▸ **Task**:
Set down all of the data that follows word for word, without the images.

▸ **Records for the task**:
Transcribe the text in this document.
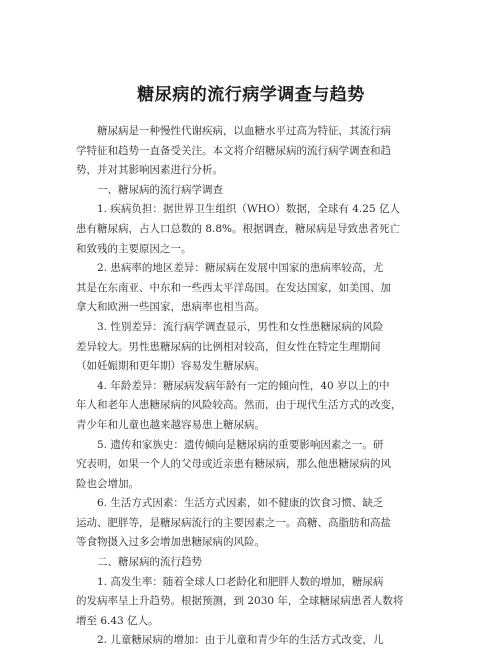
糖尿病的流行病学调查与趋势
糖尿病是一种慢性代谢疾病，以血糖水平过高为特征，其流行病
学特征和趋势一直备受关注。本文将介绍糖尿病的流行病学调查和趋
势，并对其影响因素进行分析。
一、糖尿病的流行病学调查
1. 疾病负担：据世界卫生组织（WHO）数据，全球有 4.25 亿人
患有糖尿病，占人口总数的 8.8%。根据调查，糖尿病是导致患者死亡
和致残的主要原因之一。
2. 患病率的地区差异：糖尿病在发展中国家的患病率较高，尤
其是在东南亚、中东和一些西太平洋岛国。在发达国家，如美国、加
拿大和欧洲一些国家，患病率也相当高。
3. 性别差异：流行病学调查显示，男性和女性患糖尿病的风险
差异较大。男性患糖尿病的比例相对较高，但女性在特定生理期间
（如妊娠期和更年期）容易发生糖尿病。
4. 年龄差异：糖尿病发病年龄有一定的倾向性，40 岁以上的中
年人和老年人患糖尿病的风险较高。然而，由于现代生活方式的改变，
青少年和儿童也越来越容易患上糖尿病。
5. 遗传和家族史：遗传倾向是糖尿病的重要影响因素之一。研
究表明，如果一个人的父母或近亲患有糖尿病，那么他患糖尿病的风
险也会增加。
6. 生活方式因素：生活方式因素，如不健康的饮食习惯、缺乏
运动、肥胖等，是糖尿病流行的主要因素之一。高糖、高脂肪和高盐
等食物摄入过多会增加患糖尿病的风险。
二、糖尿病的流行趋势
1. 高发生率：随着全球人口老龄化和肥胖人数的增加，糖尿病
的发病率呈上升趋势。根据预测，到 2030 年，全球糖尿病患者人数将
增至 6.43 亿人。
2. 儿童糖尿病的增加：由于儿童和青少年的生活方式改变，儿
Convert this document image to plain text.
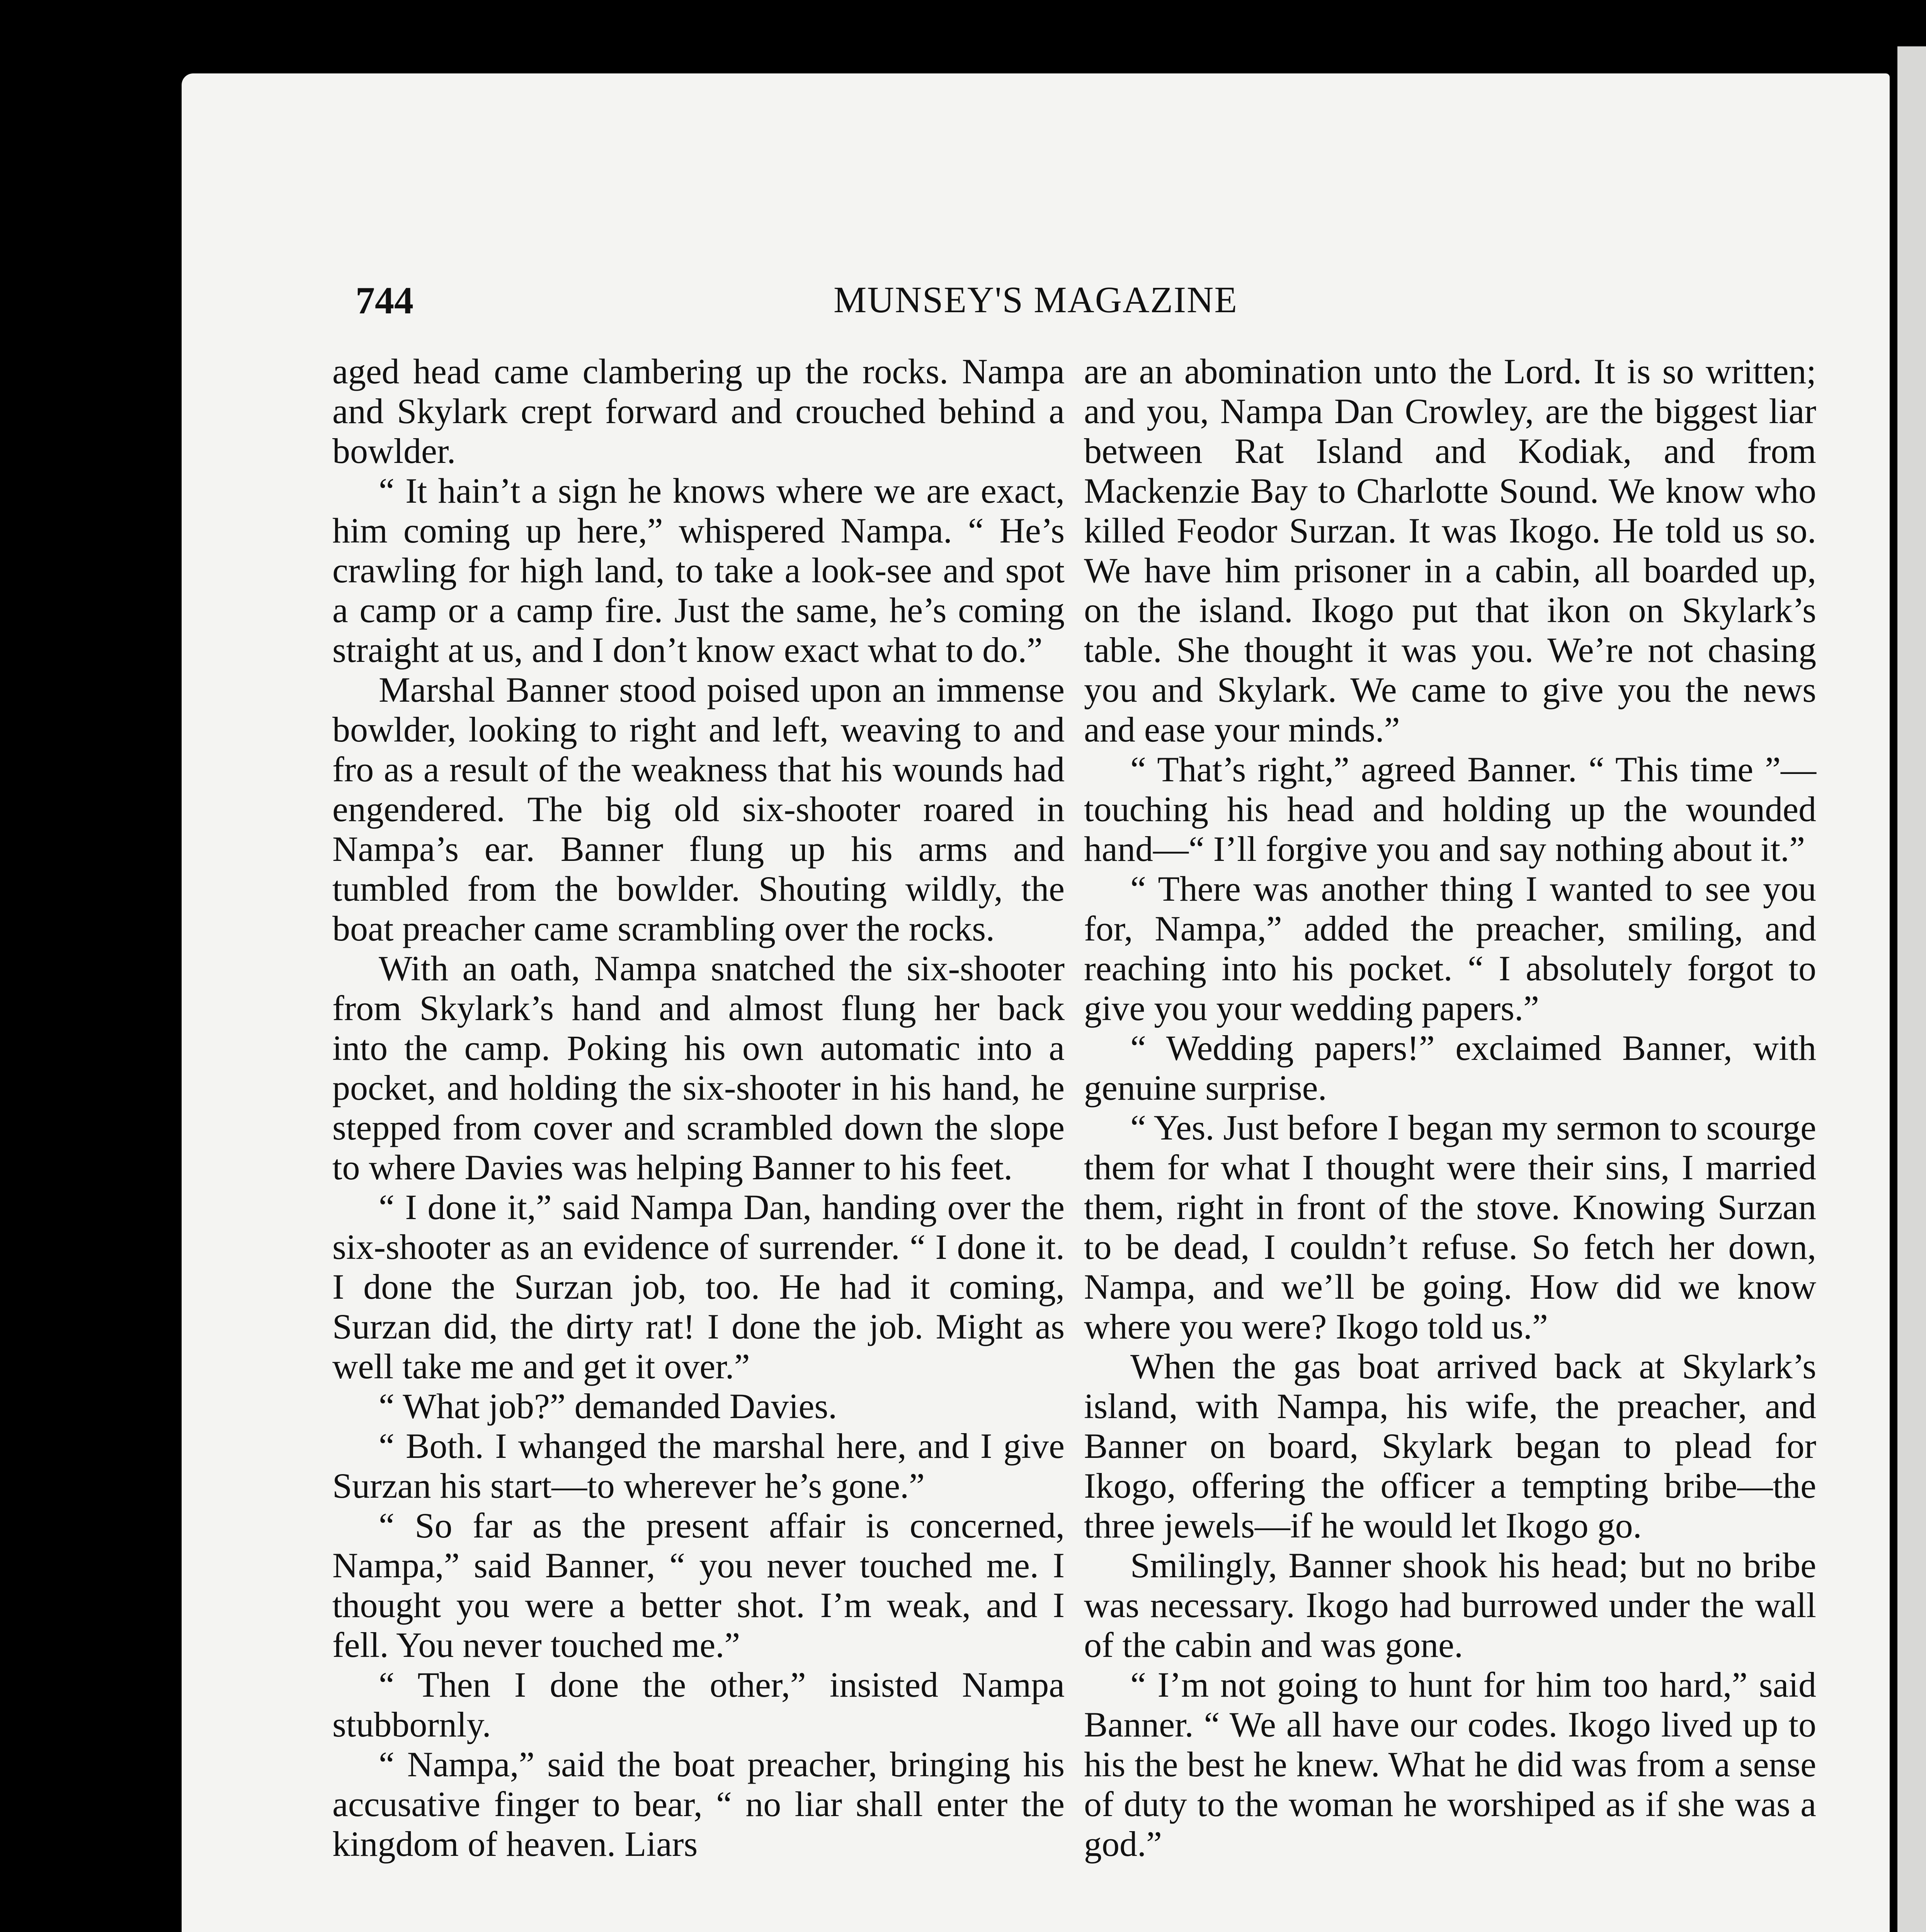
744	MUNSEY'S MAGAZINE

aged head came clambering up the rocks. Nampa and Skylark crept forward and crouched behind a bowlder.

“ It hain’t a sign he knows where we are exact, him coming up here,” whispered Nampa. “ He’s crawling for high land, to take a look-see and spot a camp or a camp fire. Just the same, he’s coming straight at us, and I don’t know exact what to do.”

Marshal Banner stood poised upon an immense bowlder, looking to right and left, weaving to and fro as a result of the weakness that his wounds had engendered. The big old six-shooter roared in Nampa’s ear. Banner flung up his arms and tumbled from the bowlder. Shouting wildly, the boat preacher came scrambling over the rocks.

With an oath, Nampa snatched the six-shooter from Skylark’s hand and almost flung her back into the camp. Poking his own automatic into a pocket, and holding the six-shooter in his hand, he stepped from cover and scrambled down the slope to where Davies was helping Banner to his feet.

“ I done it,” said Nampa Dan, handing over the six-shooter as an evidence of surrender. “ I done it. I done the Surzan job, too. He had it coming, Surzan did, the dirty rat! I done the job. Might as well take me and get it over.”

“ What job?” demanded Davies.

“ Both. I whanged the marshal here, and I give Surzan his start—to wherever he’s gone.”

“ So far as the present affair is concerned, Nampa,” said Banner, “ you never touched me. I thought you were a better shot. I’m weak, and I fell. You never touched me.”

“ Then I done the other,” insisted Nampa stubbornly.

“ Nampa,” said the boat preacher, bringing his accusative finger to bear, “ no liar shall enter the kingdom of heaven. Liars

are an abomination unto the Lord. It is so written; and you, Nampa Dan Crowley, are the biggest liar between Rat Island and Kodiak, and from Mackenzie Bay to Charlotte Sound. We know who killed Feodor Surzan. It was Ikogo. He told us so. We have him prisoner in a cabin, all boarded up, on the island. Ikogo put that ikon on Skylark’s table. She thought it was you. We’re not chasing you and Skylark. We came to give you the news and ease your minds.”

“ That’s right,” agreed Banner. “ This time ”—touching his head and holding up the wounded hand—“ I’ll forgive you and say nothing about it.”

“ There was another thing I wanted to see you for, Nampa,” added the preacher, smiling, and reaching into his pocket. “ I absolutely forgot to give you your wedding papers.”

“ Wedding papers!” exclaimed Banner, with genuine surprise.

“ Yes. Just before I began my sermon to scourge them for what I thought were their sins, I married them, right in front of the stove. Knowing Surzan to be dead, I couldn’t refuse. So fetch her down, Nampa, and we’ll be going. How did we know where you were? Ikogo told us.”

When the gas boat arrived back at Skylark’s island, with Nampa, his wife, the preacher, and Banner on board, Skylark began to plead for Ikogo, offering the officer a tempting bribe—the three jewels—if he would let Ikogo go.

Smilingly, Banner shook his head; but no bribe was necessary. Ikogo had burrowed under the wall of the cabin and was gone.

“ I’m not going to hunt for him too hard,” said Banner. “ We all have our codes. Ikogo lived up to his the best he knew. What he did was from a sense of duty to the woman he worshiped as if she was a god.”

▸ **Task result**:
Transcribe the text in this document.
糖尿病的流行病学调查与趋势
糖尿病是一种慢性代谢疾病，以血糖水平过高为特征，其流行病
学特征和趋势一直备受关注。本文将介绍糖尿病的流行病学调查和趋
势，并对其影响因素进行分析。
一、糖尿病的流行病学调查
1. 疾病负担：据世界卫生组织（WHO）数据，全球有 4.25 亿人
患有糖尿病，占人口总数的 8.8%。根据调查，糖尿病是导致患者死亡
和致残的主要原因之一。
2. 患病率的地区差异：糖尿病在发展中国家的患病率较高，尤
其是在东南亚、中东和一些西太平洋岛国。在发达国家，如美国、加
拿大和欧洲一些国家，患病率也相当高。
3. 性别差异：流行病学调查显示，男性和女性患糖尿病的风险
差异较大。男性患糖尿病的比例相对较高，但女性在特定生理期间
（如妊娠期和更年期）容易发生糖尿病。
4. 年龄差异：糖尿病发病年龄有一定的倾向性，40 岁以上的中
年人和老年人患糖尿病的风险较高。然而，由于现代生活方式的改变，
青少年和儿童也越来越容易患上糖尿病。
5. 遗传和家族史：遗传倾向是糖尿病的重要影响因素之一。研
究表明，如果一个人的父母或近亲患有糖尿病，那么他患糖尿病的风
险也会增加。
6. 生活方式因素：生活方式因素，如不健康的饮食习惯、缺乏
运动、肥胖等，是糖尿病流行的主要因素之一。高糖、高脂肪和高盐
等食物摄入过多会增加患糖尿病的风险。
二、糖尿病的流行趋势
1. 高发生率：随着全球人口老龄化和肥胖人数的增加，糖尿病
的发病率呈上升趋势。根据预测，到 2030 年，全球糖尿病患者人数将
增至 6.43 亿人。
2. 儿童糖尿病的增加：由于儿童和青少年的生活方式改变，儿
Convert this document image to plain text.
744	MUNSEY'S MAGAZINE

aged head came clambering up the rocks. Nampa and Skylark crept forward and crouched behind a bowlder.

“ It hain’t a sign he knows where we are exact, him coming up here,” whispered Nampa. “ He’s crawling for high land, to take a look-see and spot a camp or a camp fire. Just the same, he’s coming straight at us, and I don’t know exact what to do.”

Marshal Banner stood poised upon an immense bowlder, looking to right and left, weaving to and fro as a result of the weakness that his wounds had engendered. The big old six-shooter roared in Nampa’s ear. Banner flung up his arms and tumbled from the bowlder. Shouting wildly, the boat preacher came scrambling over the rocks.

With an oath, Nampa snatched the six-shooter from Skylark’s hand and almost flung her back into the camp. Poking his own automatic into a pocket, and holding the six-shooter in his hand, he stepped from cover and scrambled down the slope to where Davies was helping Banner to his feet.

“ I done it,” said Nampa Dan, handing over the six-shooter as an evidence of surrender. “ I done it. I done the Surzan job, too. He had it coming, Surzan did, the dirty rat! I done the job. Might as well take me and get it over.”

“ What job?” demanded Davies.

“ Both. I whanged the marshal here, and I give Surzan his start—to wherever he’s gone.”

“ So far as the present affair is concerned, Nampa,” said Banner, “ you never touched me. I thought you were a better shot. I’m weak, and I fell. You never touched me.”

“ Then I done the other,” insisted Nampa stubbornly.

“ Nampa,” said the boat preacher, bringing his accusative finger to bear, “ no liar shall enter the kingdom of heaven. Liars

are an abomination unto the Lord. It is so written; and you, Nampa Dan Crowley, are the biggest liar between Rat Island and Kodiak, and from Mackenzie Bay to Charlotte Sound. We know who killed Feodor Surzan. It was Ikogo. He told us so. We have him prisoner in a cabin, all boarded up, on the island. Ikogo put that ikon on Skylark’s table. She thought it was you. We’re not chasing you and Skylark. We came to give you the news and ease your minds.”

“ That’s right,” agreed Banner. “ This time ”—touching his head and holding up the wounded hand—“ I’ll forgive you and say nothing about it.”

“ There was another thing I wanted to see you for, Nampa,” added the preacher, smiling, and reaching into his pocket. “ I absolutely forgot to give you your wedding papers.”

“ Wedding papers!” exclaimed Banner, with genuine surprise.

“ Yes. Just before I began my sermon to scourge them for what I thought were their sins, I married them, right in front of the stove. Knowing Surzan to be dead, I couldn’t refuse. So fetch her down, Nampa, and we’ll be going. How did we know where you were? Ikogo told us.”

When the gas boat arrived back at Skylark’s island, with Nampa, his wife, the preacher, and Banner on board, Skylark began to plead for Ikogo, offering the officer a tempting bribe—the three jewels—if he would let Ikogo go.

Smilingly, Banner shook his head; but no bribe was necessary. Ikogo had burrowed under the wall of the cabin and was gone.

“ I’m not going to hunt for him too hard,” said Banner. “ We all have our codes. Ikogo lived up to his the best he knew. What he did was from a sense of duty to the woman he worshiped as if she was a god.”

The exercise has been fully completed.